◆ Exercise directions ◆
The lines to be extracted begin at the line containing "What data populates" and end at the last line of the data below; copy them exactly and leave out the pictures.

◆ The input ◆

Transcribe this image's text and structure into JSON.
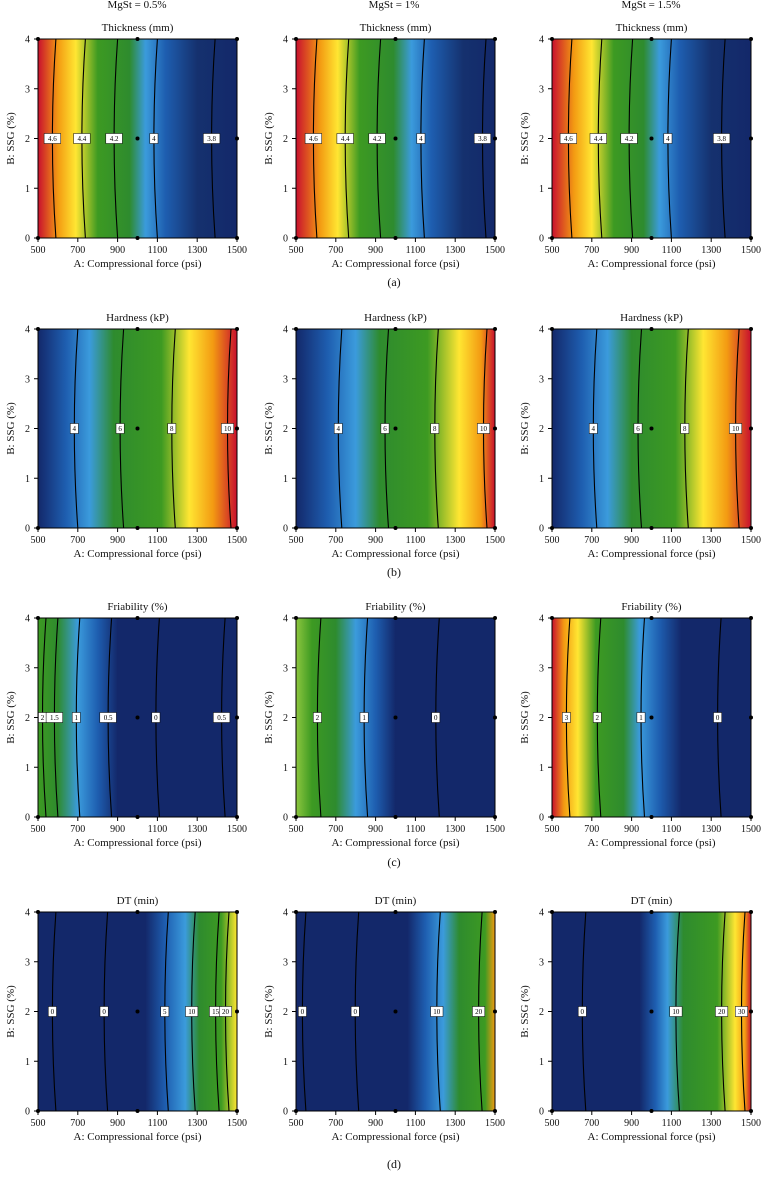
{
  "figure": {
    "column_headers": [
      "MgSt = 0.5%",
      "MgSt = 1%",
      "MgSt = 1.5%"
    ],
    "panel_labels": [
      "(a)",
      "(b)",
      "(c)",
      "(d)"
    ]
  },
  "chart_data": [
    {
      "type": "heatmap",
      "title": "Thickness (mm)",
      "xlabel": "A: Compressional force (psi)",
      "ylabel": "B: SSG (%)",
      "xlim": [
        500,
        1500
      ],
      "ylim": [
        0,
        4
      ],
      "xticks": [
        500,
        700,
        900,
        1100,
        1300,
        1500
      ],
      "yticks": [
        0,
        1,
        2,
        3,
        4
      ],
      "mgst": "0.5%",
      "contours": [
        {
          "label": "4.6",
          "x": 590
        },
        {
          "label": "4.4",
          "x": 738
        },
        {
          "label": "4.2",
          "x": 900
        },
        {
          "label": "4",
          "x": 1100
        },
        {
          "label": "3.8",
          "x": 1390
        }
      ],
      "color_stops": [
        [
          500,
          "#c8102e"
        ],
        [
          600,
          "#f39a12"
        ],
        [
          690,
          "#ffe632"
        ],
        [
          800,
          "#3d9a22"
        ],
        [
          960,
          "#2e8b2e"
        ],
        [
          1040,
          "#3b9bdc"
        ],
        [
          1140,
          "#1e5eb0"
        ],
        [
          1300,
          "#15316e"
        ],
        [
          1500,
          "#13286a"
        ]
      ]
    },
    {
      "type": "heatmap",
      "title": "Thickness (mm)",
      "xlabel": "A: Compressional force (psi)",
      "ylabel": "B: SSG (%)",
      "xlim": [
        500,
        1500
      ],
      "ylim": [
        0,
        4
      ],
      "xticks": [
        500,
        700,
        900,
        1100,
        1300,
        1500
      ],
      "yticks": [
        0,
        1,
        2,
        3,
        4
      ],
      "mgst": "1%",
      "contours": [
        {
          "label": "4.6",
          "x": 605
        },
        {
          "label": "4.4",
          "x": 765
        },
        {
          "label": "4.2",
          "x": 925
        },
        {
          "label": "4",
          "x": 1145
        },
        {
          "label": "3.8",
          "x": 1455
        }
      ],
      "color_stops": [
        [
          500,
          "#c8102e"
        ],
        [
          620,
          "#f39a12"
        ],
        [
          710,
          "#ffe632"
        ],
        [
          820,
          "#3d9a22"
        ],
        [
          990,
          "#2e8b2e"
        ],
        [
          1080,
          "#3b9bdc"
        ],
        [
          1180,
          "#1e5eb0"
        ],
        [
          1340,
          "#15316e"
        ],
        [
          1500,
          "#13286a"
        ]
      ]
    },
    {
      "type": "heatmap",
      "title": "Thickness (mm)",
      "xlabel": "A: Compressional force (psi)",
      "ylabel": "B: SSG (%)",
      "xlim": [
        500,
        1500
      ],
      "ylim": [
        0,
        4
      ],
      "xticks": [
        500,
        700,
        900,
        1100,
        1300,
        1500
      ],
      "yticks": [
        0,
        1,
        2,
        3,
        4
      ],
      "mgst": "1.5%",
      "contours": [
        {
          "label": "4.6",
          "x": 600
        },
        {
          "label": "4.4",
          "x": 750
        },
        {
          "label": "4.2",
          "x": 905
        },
        {
          "label": "4",
          "x": 1100
        },
        {
          "label": "3.8",
          "x": 1370
        }
      ],
      "color_stops": [
        [
          500,
          "#c8102e"
        ],
        [
          610,
          "#f39a12"
        ],
        [
          700,
          "#ffe632"
        ],
        [
          810,
          "#3d9a22"
        ],
        [
          960,
          "#2e8b2e"
        ],
        [
          1040,
          "#3b9bdc"
        ],
        [
          1140,
          "#1e5eb0"
        ],
        [
          1300,
          "#15316e"
        ],
        [
          1500,
          "#13286a"
        ]
      ]
    },
    {
      "type": "heatmap",
      "title": "Hardness (kP)",
      "xlabel": "A: Compressional force (psi)",
      "ylabel": "B: SSG (%)",
      "xlim": [
        500,
        1500
      ],
      "ylim": [
        0,
        4
      ],
      "xticks": [
        500,
        700,
        900,
        1100,
        1300,
        1500
      ],
      "yticks": [
        0,
        1,
        2,
        3,
        4
      ],
      "mgst": "0.5%",
      "contours": [
        {
          "label": "4",
          "x": 700
        },
        {
          "label": "6",
          "x": 930
        },
        {
          "label": "8",
          "x": 1190
        },
        {
          "label": "10",
          "x": 1470
        }
      ],
      "color_stops": [
        [
          500,
          "#13286a"
        ],
        [
          640,
          "#1e5eb0"
        ],
        [
          760,
          "#3b9bdc"
        ],
        [
          880,
          "#2e8b2e"
        ],
        [
          1120,
          "#3d9a22"
        ],
        [
          1260,
          "#ffe632"
        ],
        [
          1380,
          "#f39a12"
        ],
        [
          1500,
          "#c8102e"
        ]
      ]
    },
    {
      "type": "heatmap",
      "title": "Hardness (kP)",
      "xlabel": "A: Compressional force (psi)",
      "ylabel": "B: SSG (%)",
      "xlim": [
        500,
        1500
      ],
      "ylim": [
        0,
        4
      ],
      "xticks": [
        500,
        700,
        900,
        1100,
        1300,
        1500
      ],
      "yticks": [
        0,
        1,
        2,
        3,
        4
      ],
      "mgst": "1%",
      "contours": [
        {
          "label": "4",
          "x": 730
        },
        {
          "label": "6",
          "x": 965
        },
        {
          "label": "8",
          "x": 1215
        },
        {
          "label": "10",
          "x": 1460
        }
      ],
      "color_stops": [
        [
          500,
          "#13286a"
        ],
        [
          660,
          "#1e5eb0"
        ],
        [
          800,
          "#3b9bdc"
        ],
        [
          920,
          "#2e8b2e"
        ],
        [
          1160,
          "#3d9a22"
        ],
        [
          1320,
          "#ffe632"
        ],
        [
          1430,
          "#f39a12"
        ],
        [
          1500,
          "#c8102e"
        ]
      ]
    },
    {
      "type": "heatmap",
      "title": "Hardness (kP)",
      "xlabel": "A: Compressional force (psi)",
      "ylabel": "B: SSG (%)",
      "xlim": [
        500,
        1500
      ],
      "ylim": [
        0,
        4
      ],
      "xticks": [
        500,
        700,
        900,
        1100,
        1300,
        1500
      ],
      "yticks": [
        0,
        1,
        2,
        3,
        4
      ],
      "mgst": "1.5%",
      "contours": [
        {
          "label": "4",
          "x": 725
        },
        {
          "label": "6",
          "x": 950
        },
        {
          "label": "8",
          "x": 1185
        },
        {
          "label": "10",
          "x": 1440
        }
      ],
      "color_stops": [
        [
          500,
          "#13286a"
        ],
        [
          650,
          "#1e5eb0"
        ],
        [
          780,
          "#3b9bdc"
        ],
        [
          900,
          "#2e8b2e"
        ],
        [
          1120,
          "#3d9a22"
        ],
        [
          1260,
          "#ffe632"
        ],
        [
          1380,
          "#f39a12"
        ],
        [
          1500,
          "#c8102e"
        ]
      ]
    },
    {
      "type": "heatmap",
      "title": "Friability (%)",
      "xlabel": "A: Compressional force (psi)",
      "ylabel": "B: SSG (%)",
      "xlim": [
        500,
        1500
      ],
      "ylim": [
        0,
        4
      ],
      "xticks": [
        500,
        700,
        900,
        1100,
        1300,
        1500
      ],
      "yticks": [
        0,
        1,
        2,
        3,
        4
      ],
      "mgst": "0.5%",
      "contours": [
        {
          "label": "2",
          "x": 540
        },
        {
          "label": "1.5",
          "x": 600
        },
        {
          "label": "1",
          "x": 710
        },
        {
          "label": "0.5",
          "x": 870
        },
        {
          "label": "0",
          "x": 1110
        },
        {
          "label": "0.5",
          "x": 1440
        }
      ],
      "color_stops": [
        [
          500,
          "#3d9a22"
        ],
        [
          600,
          "#2e8b2e"
        ],
        [
          700,
          "#3b9bdc"
        ],
        [
          800,
          "#1e5eb0"
        ],
        [
          900,
          "#13286a"
        ],
        [
          1500,
          "#13286a"
        ]
      ]
    },
    {
      "type": "heatmap",
      "title": "Friability (%)",
      "xlabel": "A: Compressional force (psi)",
      "ylabel": "B: SSG (%)",
      "xlim": [
        500,
        1500
      ],
      "ylim": [
        0,
        4
      ],
      "xticks": [
        500,
        700,
        900,
        1100,
        1300,
        1500
      ],
      "yticks": [
        0,
        1,
        2,
        3,
        4
      ],
      "mgst": "1%",
      "contours": [
        {
          "label": "2",
          "x": 625
        },
        {
          "label": "1",
          "x": 860
        },
        {
          "label": "0",
          "x": 1220
        }
      ],
      "color_stops": [
        [
          500,
          "#8dc63f"
        ],
        [
          580,
          "#3d9a22"
        ],
        [
          700,
          "#2e8b2e"
        ],
        [
          800,
          "#3b9bdc"
        ],
        [
          900,
          "#1e5eb0"
        ],
        [
          1000,
          "#13286a"
        ],
        [
          1500,
          "#13286a"
        ]
      ]
    },
    {
      "type": "heatmap",
      "title": "Friability (%)",
      "xlabel": "A: Compressional force (psi)",
      "ylabel": "B: SSG (%)",
      "xlim": [
        500,
        1500
      ],
      "ylim": [
        0,
        4
      ],
      "xticks": [
        500,
        700,
        900,
        1100,
        1300,
        1500
      ],
      "yticks": [
        0,
        1,
        2,
        3,
        4
      ],
      "mgst": "1.5%",
      "contours": [
        {
          "label": "3",
          "x": 590
        },
        {
          "label": "2",
          "x": 745
        },
        {
          "label": "1",
          "x": 965
        },
        {
          "label": "0",
          "x": 1350
        }
      ],
      "color_stops": [
        [
          500,
          "#c8102e"
        ],
        [
          560,
          "#f39a12"
        ],
        [
          630,
          "#ffe632"
        ],
        [
          720,
          "#3d9a22"
        ],
        [
          860,
          "#2e8b2e"
        ],
        [
          940,
          "#3b9bdc"
        ],
        [
          1040,
          "#1e5eb0"
        ],
        [
          1150,
          "#13286a"
        ],
        [
          1500,
          "#13286a"
        ]
      ]
    },
    {
      "type": "heatmap",
      "title": "DT (min)",
      "xlabel": "A: Compressional force (psi)",
      "ylabel": "B: SSG (%)",
      "xlim": [
        500,
        1500
      ],
      "ylim": [
        0,
        4
      ],
      "xticks": [
        500,
        700,
        900,
        1100,
        1300,
        1500
      ],
      "yticks": [
        0,
        1,
        2,
        3,
        4
      ],
      "mgst": "0.5%",
      "contours": [
        {
          "label": "0",
          "x": 590
        },
        {
          "label": "0",
          "x": 850
        },
        {
          "label": "5",
          "x": 1155
        },
        {
          "label": "10",
          "x": 1290
        },
        {
          "label": "15",
          "x": 1410
        },
        {
          "label": "20",
          "x": 1460
        }
      ],
      "color_stops": [
        [
          500,
          "#13286a"
        ],
        [
          1040,
          "#13286a"
        ],
        [
          1140,
          "#1e5eb0"
        ],
        [
          1240,
          "#3b9bdc"
        ],
        [
          1310,
          "#2e8b2e"
        ],
        [
          1420,
          "#3d9a22"
        ],
        [
          1500,
          "#ffe632"
        ]
      ]
    },
    {
      "type": "heatmap",
      "title": "DT (min)",
      "xlabel": "A: Compressional force (psi)",
      "ylabel": "B: SSG (%)",
      "xlim": [
        500,
        1500
      ],
      "ylim": [
        0,
        4
      ],
      "xticks": [
        500,
        700,
        900,
        1100,
        1300,
        1500
      ],
      "yticks": [
        0,
        1,
        2,
        3,
        4
      ],
      "mgst": "1%",
      "contours": [
        {
          "label": "0",
          "x": 550
        },
        {
          "label": "0",
          "x": 815
        },
        {
          "label": "10",
          "x": 1225
        },
        {
          "label": "20",
          "x": 1435
        }
      ],
      "color_stops": [
        [
          500,
          "#13286a"
        ],
        [
          1060,
          "#13286a"
        ],
        [
          1150,
          "#1e5eb0"
        ],
        [
          1240,
          "#3b9bdc"
        ],
        [
          1320,
          "#2e8b2e"
        ],
        [
          1450,
          "#3d9a22"
        ],
        [
          1500,
          "#f39a12"
        ]
      ]
    },
    {
      "type": "heatmap",
      "title": "DT (min)",
      "xlabel": "A: Compressional force (psi)",
      "ylabel": "B: SSG (%)",
      "xlim": [
        500,
        1500
      ],
      "ylim": [
        0,
        4
      ],
      "xticks": [
        500,
        700,
        900,
        1100,
        1300,
        1500
      ],
      "yticks": [
        0,
        1,
        2,
        3,
        4
      ],
      "mgst": "1.5%",
      "contours": [
        {
          "label": "0",
          "x": 670
        },
        {
          "label": "10",
          "x": 1140
        },
        {
          "label": "20",
          "x": 1370
        },
        {
          "label": "30",
          "x": 1470
        }
      ],
      "color_stops": [
        [
          500,
          "#13286a"
        ],
        [
          940,
          "#13286a"
        ],
        [
          1020,
          "#1e5eb0"
        ],
        [
          1080,
          "#3b9bdc"
        ],
        [
          1160,
          "#2e8b2e"
        ],
        [
          1330,
          "#3d9a22"
        ],
        [
          1420,
          "#ffe632"
        ],
        [
          1470,
          "#f39a12"
        ],
        [
          1500,
          "#c8102e"
        ]
      ]
    }
  ]
}
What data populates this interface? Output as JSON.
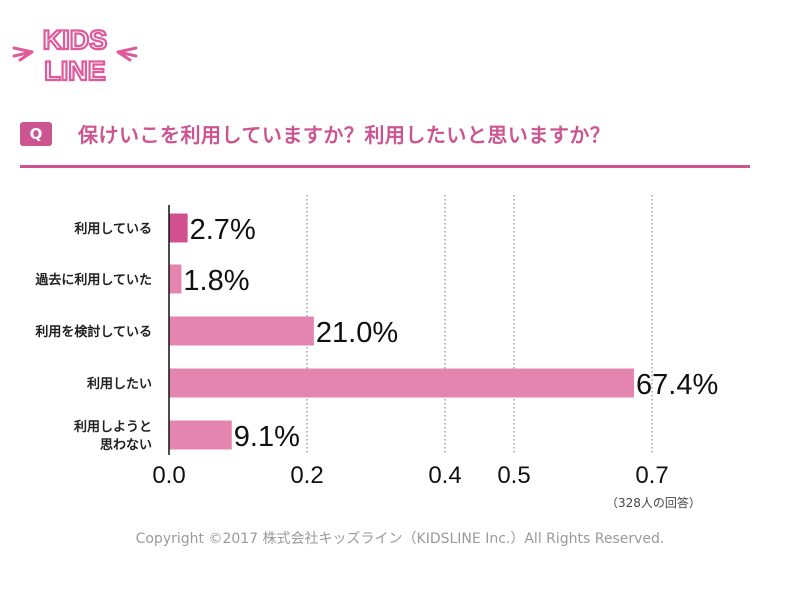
{
  "brand": {
    "logo_text_top": "KIDS",
    "logo_text_bottom": "LINE"
  },
  "question": {
    "badge": "Q",
    "text": "保けいこを利用していますか？利用したいと思いますか？"
  },
  "colors": {
    "accent": "#cc5591",
    "bar_primary": "#d0518e",
    "bar": "#e485b0",
    "grid": "#777777"
  },
  "chart_data": {
    "type": "bar",
    "orientation": "horizontal",
    "categories": [
      [
        "利用している"
      ],
      [
        "過去に利用していた"
      ],
      [
        "利用を検討している"
      ],
      [
        "利用したい"
      ],
      [
        "利用しようと",
        "思わない"
      ]
    ],
    "values": [
      0.027,
      0.018,
      0.21,
      0.674,
      0.091
    ],
    "value_labels": [
      "2.7%",
      "1.8%",
      "21.0%",
      "67.4%",
      "9.1%"
    ],
    "x_ticks": [
      0.0,
      0.2,
      0.4,
      0.5,
      0.7
    ],
    "x_tick_labels": [
      "0.0",
      "0.2",
      "0.4",
      "0.5",
      "0.7"
    ],
    "xlim": [
      0,
      0.8
    ],
    "grid": "vertical-dotted"
  },
  "note": "（328人の回答）",
  "copyright": "Copyright ©2017 株式会社キッズライン（KIDSLINE Inc.）All Rights Reserved."
}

◆ Complete response ◆
What data populates this interface? Output as JSON.
{
  "brand": {
    "logo_text_top": "KIDS",
    "logo_text_bottom": "LINE"
  },
  "question": {
    "badge": "Q",
    "text": "保けいこを利用していますか？利用したいと思いますか？"
  },
  "colors": {
    "accent": "#cc5591",
    "bar_primary": "#d0518e",
    "bar": "#e485b0",
    "grid": "#777777"
  },
  "chart_data": {
    "type": "bar",
    "orientation": "horizontal",
    "categories": [
      [
        "利用している"
      ],
      [
        "過去に利用していた"
      ],
      [
        "利用を検討している"
      ],
      [
        "利用したい"
      ],
      [
        "利用しようと",
        "思わない"
      ]
    ],
    "values": [
      0.027,
      0.018,
      0.21,
      0.674,
      0.091
    ],
    "value_labels": [
      "2.7%",
      "1.8%",
      "21.0%",
      "67.4%",
      "9.1%"
    ],
    "x_ticks": [
      0.0,
      0.2,
      0.4,
      0.5,
      0.7
    ],
    "x_tick_labels": [
      "0.0",
      "0.2",
      "0.4",
      "0.5",
      "0.7"
    ],
    "xlim": [
      0,
      0.8
    ],
    "grid": "vertical-dotted"
  },
  "note": "（328人の回答）",
  "copyright": "Copyright ©2017 株式会社キッズライン（KIDSLINE Inc.）All Rights Reserved."
}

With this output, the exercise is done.